Challenge: Copy all lines of the listing that include the string "precios".
_ _ _ _
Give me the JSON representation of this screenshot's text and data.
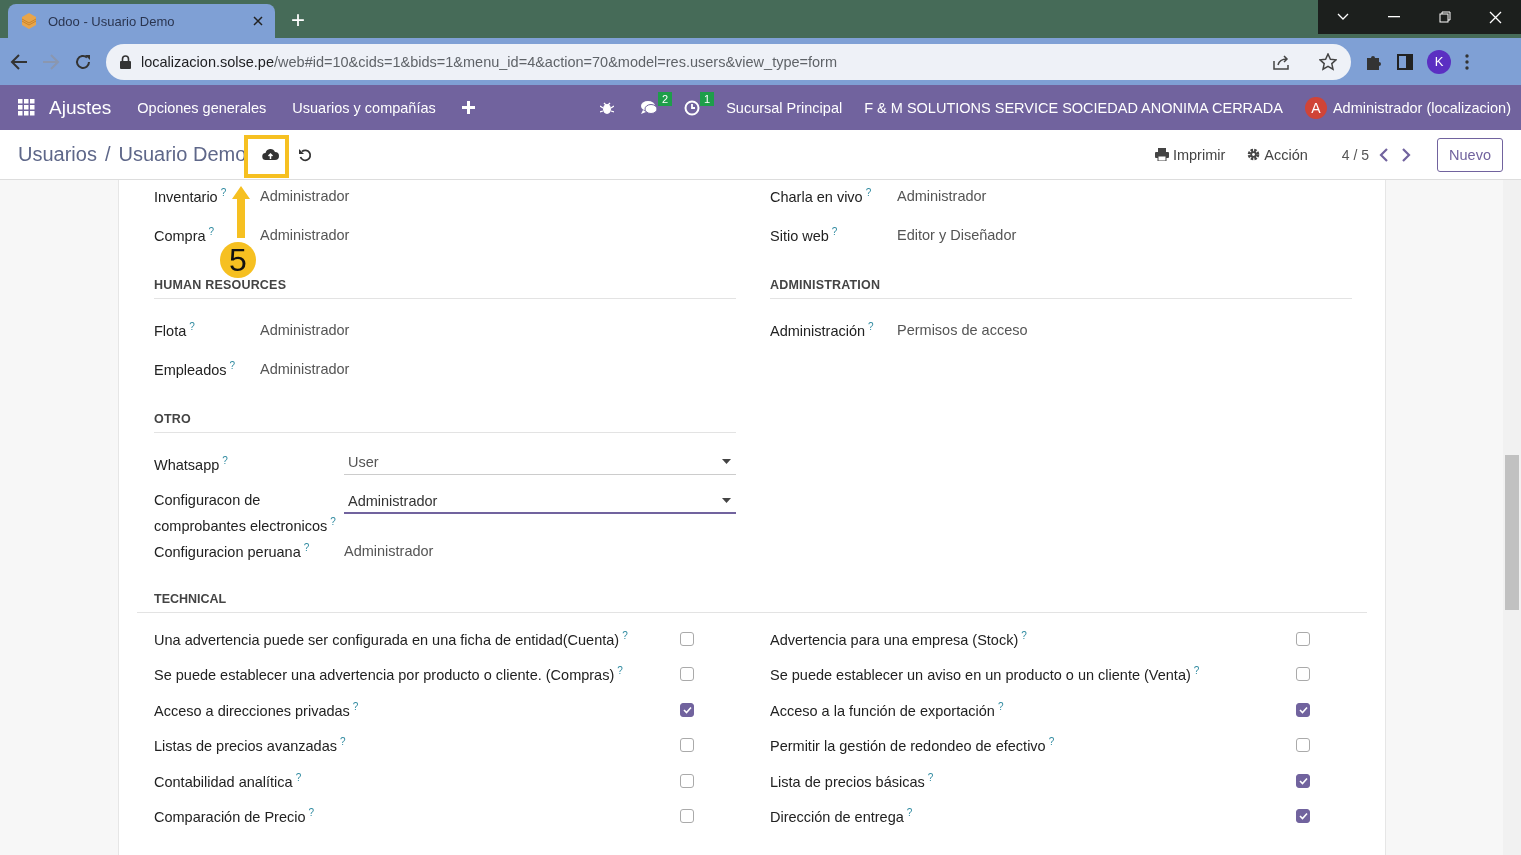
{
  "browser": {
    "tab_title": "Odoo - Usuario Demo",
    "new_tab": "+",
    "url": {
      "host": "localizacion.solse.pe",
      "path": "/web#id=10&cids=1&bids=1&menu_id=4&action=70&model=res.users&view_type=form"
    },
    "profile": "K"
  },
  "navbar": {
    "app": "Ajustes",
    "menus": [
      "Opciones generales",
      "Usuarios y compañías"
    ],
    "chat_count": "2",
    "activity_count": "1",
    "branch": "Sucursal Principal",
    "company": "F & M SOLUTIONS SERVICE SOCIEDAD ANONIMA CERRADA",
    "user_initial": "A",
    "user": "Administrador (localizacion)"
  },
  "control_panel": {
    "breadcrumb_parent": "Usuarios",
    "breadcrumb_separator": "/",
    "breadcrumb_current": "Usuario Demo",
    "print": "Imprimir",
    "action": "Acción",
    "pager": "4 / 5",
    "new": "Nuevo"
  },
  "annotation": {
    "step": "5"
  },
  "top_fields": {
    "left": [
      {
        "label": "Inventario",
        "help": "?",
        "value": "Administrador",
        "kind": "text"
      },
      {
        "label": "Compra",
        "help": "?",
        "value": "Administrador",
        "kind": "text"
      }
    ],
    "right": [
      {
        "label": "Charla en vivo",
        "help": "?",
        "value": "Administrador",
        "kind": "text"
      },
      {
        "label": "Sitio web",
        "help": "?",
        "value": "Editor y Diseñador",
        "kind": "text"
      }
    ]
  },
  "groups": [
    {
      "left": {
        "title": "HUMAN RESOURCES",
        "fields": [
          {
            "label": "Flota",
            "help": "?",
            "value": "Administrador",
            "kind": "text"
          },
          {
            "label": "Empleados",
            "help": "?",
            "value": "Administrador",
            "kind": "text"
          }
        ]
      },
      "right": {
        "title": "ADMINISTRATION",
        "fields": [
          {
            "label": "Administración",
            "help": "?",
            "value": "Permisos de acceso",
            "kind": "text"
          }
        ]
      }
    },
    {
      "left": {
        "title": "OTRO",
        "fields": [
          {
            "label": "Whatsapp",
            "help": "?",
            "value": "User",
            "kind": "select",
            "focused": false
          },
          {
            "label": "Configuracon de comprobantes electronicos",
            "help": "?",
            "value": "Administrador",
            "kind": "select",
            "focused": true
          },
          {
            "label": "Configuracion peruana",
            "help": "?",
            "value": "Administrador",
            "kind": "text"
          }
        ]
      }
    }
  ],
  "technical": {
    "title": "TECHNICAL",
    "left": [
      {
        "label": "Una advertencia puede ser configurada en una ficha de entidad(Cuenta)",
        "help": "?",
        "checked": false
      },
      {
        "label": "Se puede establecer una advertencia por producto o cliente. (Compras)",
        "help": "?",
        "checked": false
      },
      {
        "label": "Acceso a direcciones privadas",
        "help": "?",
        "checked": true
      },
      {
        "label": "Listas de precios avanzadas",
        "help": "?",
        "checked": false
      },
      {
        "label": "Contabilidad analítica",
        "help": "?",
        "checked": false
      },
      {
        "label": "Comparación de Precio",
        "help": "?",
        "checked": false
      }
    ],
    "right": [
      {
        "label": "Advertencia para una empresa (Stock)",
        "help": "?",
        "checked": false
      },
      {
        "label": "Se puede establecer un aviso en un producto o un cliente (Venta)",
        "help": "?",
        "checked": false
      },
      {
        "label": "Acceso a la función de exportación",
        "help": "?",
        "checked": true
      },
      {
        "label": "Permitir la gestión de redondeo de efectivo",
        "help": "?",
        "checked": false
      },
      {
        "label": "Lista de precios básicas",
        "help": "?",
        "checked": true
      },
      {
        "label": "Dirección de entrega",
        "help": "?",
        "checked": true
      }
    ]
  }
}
_ _ _ _
Response below:
        "label": "Listas de precios avanzadas",
        "label": "Lista de precios básicas",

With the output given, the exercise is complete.